AIM OF THE EXERCISE: Find the lines of data that contain the string "proses", then list them.
· · ·
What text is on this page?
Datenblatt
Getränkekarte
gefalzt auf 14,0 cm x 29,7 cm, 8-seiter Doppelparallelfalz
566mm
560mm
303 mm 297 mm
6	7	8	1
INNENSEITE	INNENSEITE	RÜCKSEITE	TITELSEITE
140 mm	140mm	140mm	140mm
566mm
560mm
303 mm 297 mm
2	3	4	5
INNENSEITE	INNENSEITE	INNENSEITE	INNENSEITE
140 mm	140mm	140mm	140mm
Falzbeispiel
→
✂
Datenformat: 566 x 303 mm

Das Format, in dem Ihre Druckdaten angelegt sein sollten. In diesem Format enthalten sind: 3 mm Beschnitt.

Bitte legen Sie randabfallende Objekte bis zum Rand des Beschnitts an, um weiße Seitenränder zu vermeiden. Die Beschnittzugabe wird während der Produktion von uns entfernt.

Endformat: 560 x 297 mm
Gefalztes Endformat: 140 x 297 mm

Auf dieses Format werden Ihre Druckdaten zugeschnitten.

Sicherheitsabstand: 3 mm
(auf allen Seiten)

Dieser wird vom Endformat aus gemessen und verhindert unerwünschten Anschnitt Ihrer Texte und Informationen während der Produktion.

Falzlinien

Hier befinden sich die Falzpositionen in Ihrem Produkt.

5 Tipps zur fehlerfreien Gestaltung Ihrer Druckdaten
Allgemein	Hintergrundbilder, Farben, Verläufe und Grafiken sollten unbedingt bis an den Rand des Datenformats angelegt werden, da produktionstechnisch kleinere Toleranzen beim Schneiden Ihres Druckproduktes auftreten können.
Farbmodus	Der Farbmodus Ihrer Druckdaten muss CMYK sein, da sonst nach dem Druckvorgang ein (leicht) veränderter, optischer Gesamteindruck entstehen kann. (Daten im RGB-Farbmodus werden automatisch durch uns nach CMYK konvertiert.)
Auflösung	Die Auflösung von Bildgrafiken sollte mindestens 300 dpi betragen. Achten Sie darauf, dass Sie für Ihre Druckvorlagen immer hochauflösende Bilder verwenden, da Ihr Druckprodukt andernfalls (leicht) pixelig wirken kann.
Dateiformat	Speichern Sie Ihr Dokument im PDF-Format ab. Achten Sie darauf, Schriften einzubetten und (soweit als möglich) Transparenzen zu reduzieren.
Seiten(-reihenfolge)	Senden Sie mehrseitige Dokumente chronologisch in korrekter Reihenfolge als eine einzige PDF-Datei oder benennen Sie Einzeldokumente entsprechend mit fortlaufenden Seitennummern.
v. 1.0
· · ·
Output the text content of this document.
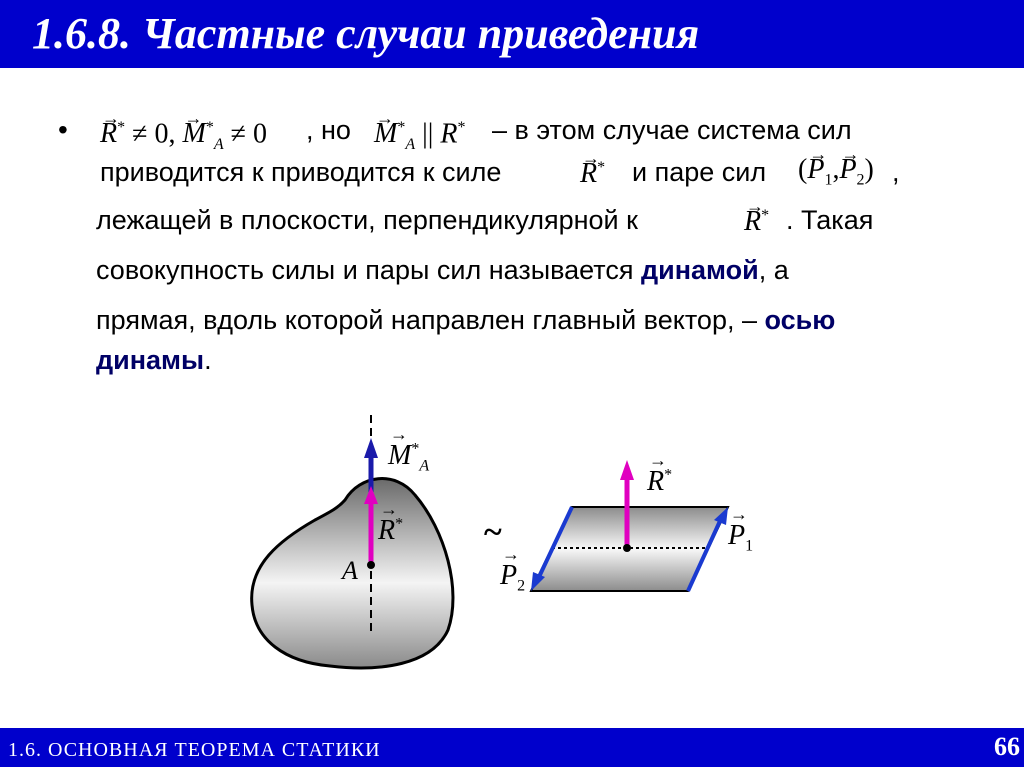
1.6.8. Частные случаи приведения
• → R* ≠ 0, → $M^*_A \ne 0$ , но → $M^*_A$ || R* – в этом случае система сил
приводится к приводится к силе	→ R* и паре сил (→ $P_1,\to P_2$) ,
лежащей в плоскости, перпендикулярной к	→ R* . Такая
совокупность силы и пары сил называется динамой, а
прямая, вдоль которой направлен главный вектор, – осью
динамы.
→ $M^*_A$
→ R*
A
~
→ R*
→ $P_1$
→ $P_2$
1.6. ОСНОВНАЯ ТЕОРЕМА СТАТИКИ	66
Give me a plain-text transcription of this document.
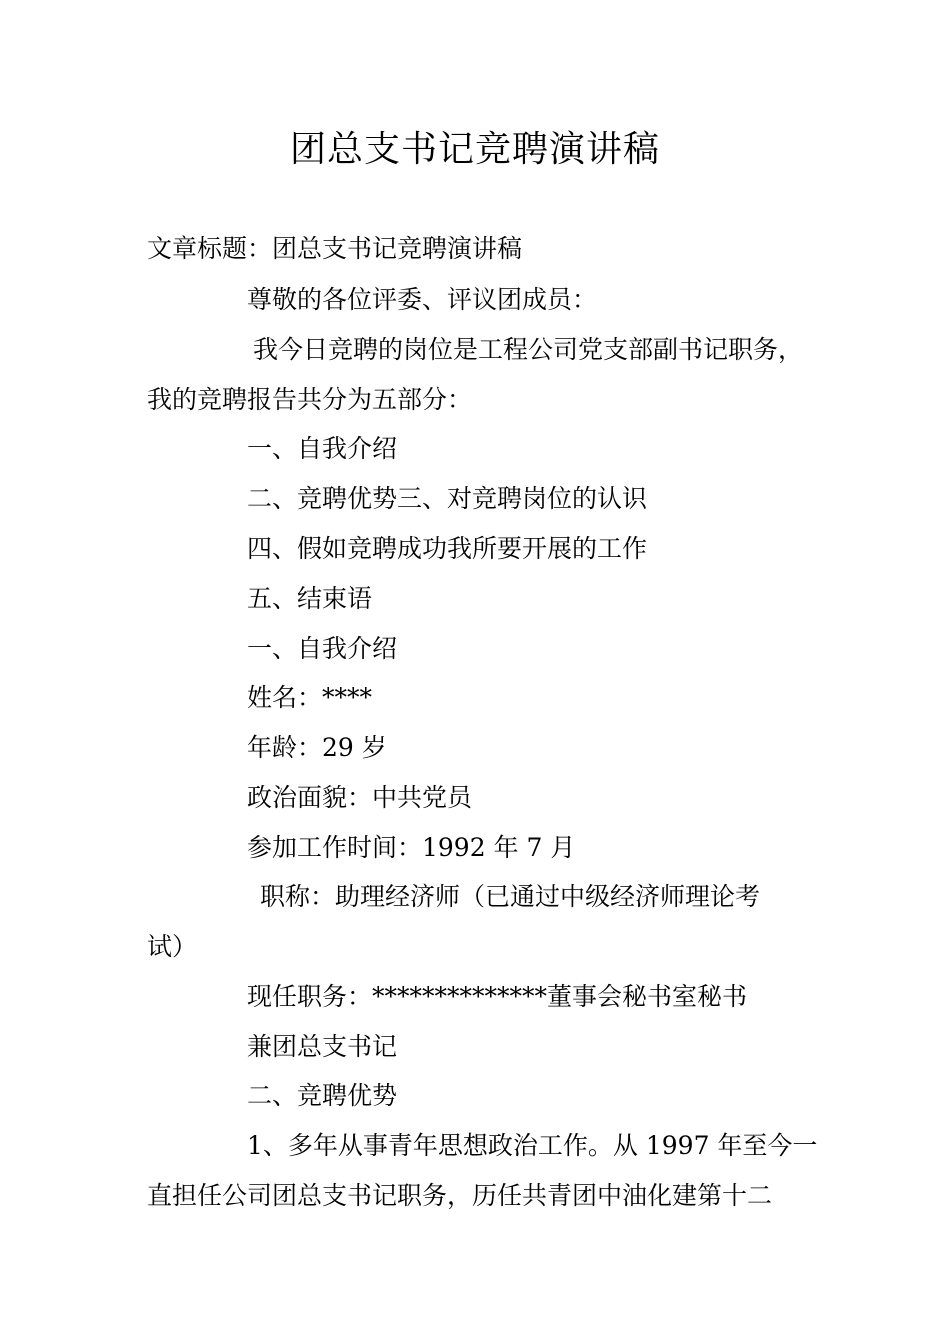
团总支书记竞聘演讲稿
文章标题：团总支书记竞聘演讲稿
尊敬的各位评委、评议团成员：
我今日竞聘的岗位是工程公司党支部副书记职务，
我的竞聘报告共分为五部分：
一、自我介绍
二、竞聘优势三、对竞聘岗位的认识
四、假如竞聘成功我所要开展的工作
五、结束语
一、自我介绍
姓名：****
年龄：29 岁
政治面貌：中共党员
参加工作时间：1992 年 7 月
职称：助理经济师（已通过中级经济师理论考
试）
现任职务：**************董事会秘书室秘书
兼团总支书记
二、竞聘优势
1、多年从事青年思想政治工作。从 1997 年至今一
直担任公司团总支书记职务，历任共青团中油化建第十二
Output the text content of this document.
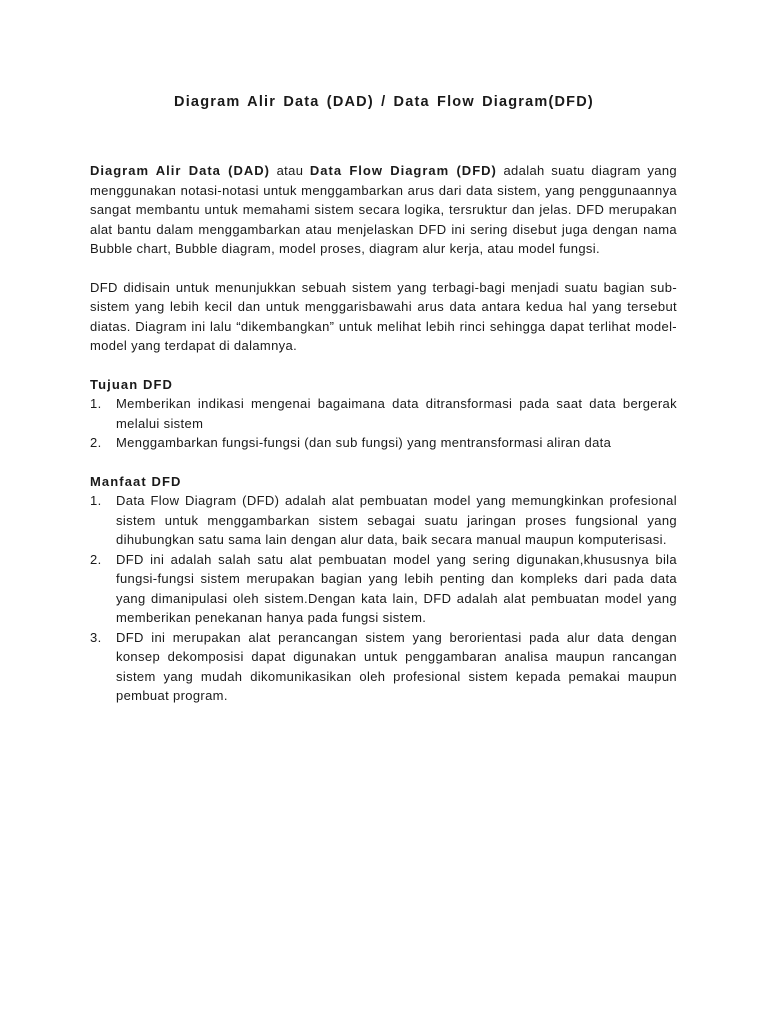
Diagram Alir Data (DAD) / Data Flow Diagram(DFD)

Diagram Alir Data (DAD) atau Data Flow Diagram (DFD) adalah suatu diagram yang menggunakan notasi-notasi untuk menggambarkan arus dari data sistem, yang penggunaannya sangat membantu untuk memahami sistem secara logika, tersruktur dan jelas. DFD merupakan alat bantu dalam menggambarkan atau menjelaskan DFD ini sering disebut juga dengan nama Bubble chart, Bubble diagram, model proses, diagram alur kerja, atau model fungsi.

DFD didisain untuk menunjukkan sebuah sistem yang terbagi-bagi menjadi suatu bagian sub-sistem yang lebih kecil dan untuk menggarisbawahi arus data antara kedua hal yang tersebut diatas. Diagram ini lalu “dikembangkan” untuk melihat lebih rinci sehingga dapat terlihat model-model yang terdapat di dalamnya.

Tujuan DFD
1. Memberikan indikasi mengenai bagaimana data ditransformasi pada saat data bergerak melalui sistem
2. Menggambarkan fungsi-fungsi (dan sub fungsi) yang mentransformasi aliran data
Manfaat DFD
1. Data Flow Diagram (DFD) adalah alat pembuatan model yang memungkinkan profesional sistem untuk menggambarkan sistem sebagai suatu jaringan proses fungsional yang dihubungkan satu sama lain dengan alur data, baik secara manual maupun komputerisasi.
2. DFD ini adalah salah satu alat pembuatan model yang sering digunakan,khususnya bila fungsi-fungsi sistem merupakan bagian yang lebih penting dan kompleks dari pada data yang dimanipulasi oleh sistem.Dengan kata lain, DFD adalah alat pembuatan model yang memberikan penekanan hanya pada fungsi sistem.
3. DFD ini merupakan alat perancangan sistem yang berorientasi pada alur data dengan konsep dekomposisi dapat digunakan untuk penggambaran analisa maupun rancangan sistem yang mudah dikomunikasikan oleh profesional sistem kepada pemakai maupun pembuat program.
· · ·
CORRECT RESPONSE:
Diagram Alir Data (DAD) atau Data Flow Diagram (DFD) adalah suatu diagram yang menggunakan notasi-notasi untuk menggambarkan arus dari data sistem, yang penggunaannya sangat membantu untuk memahami sistem secara logika, tersruktur dan jelas. DFD merupakan alat bantu dalam menggambarkan atau menjelaskan DFD ini sering disebut juga dengan nama Bubble chart, Bubble diagram, model proses, diagram alur kerja, atau model fungsi.
1. Data Flow Diagram (DFD) adalah alat pembuatan model yang memungkinkan profesional sistem untuk menggambarkan sistem sebagai suatu jaringan proses fungsional yang dihubungkan satu sama lain dengan alur data, baik secara manual maupun komputerisasi.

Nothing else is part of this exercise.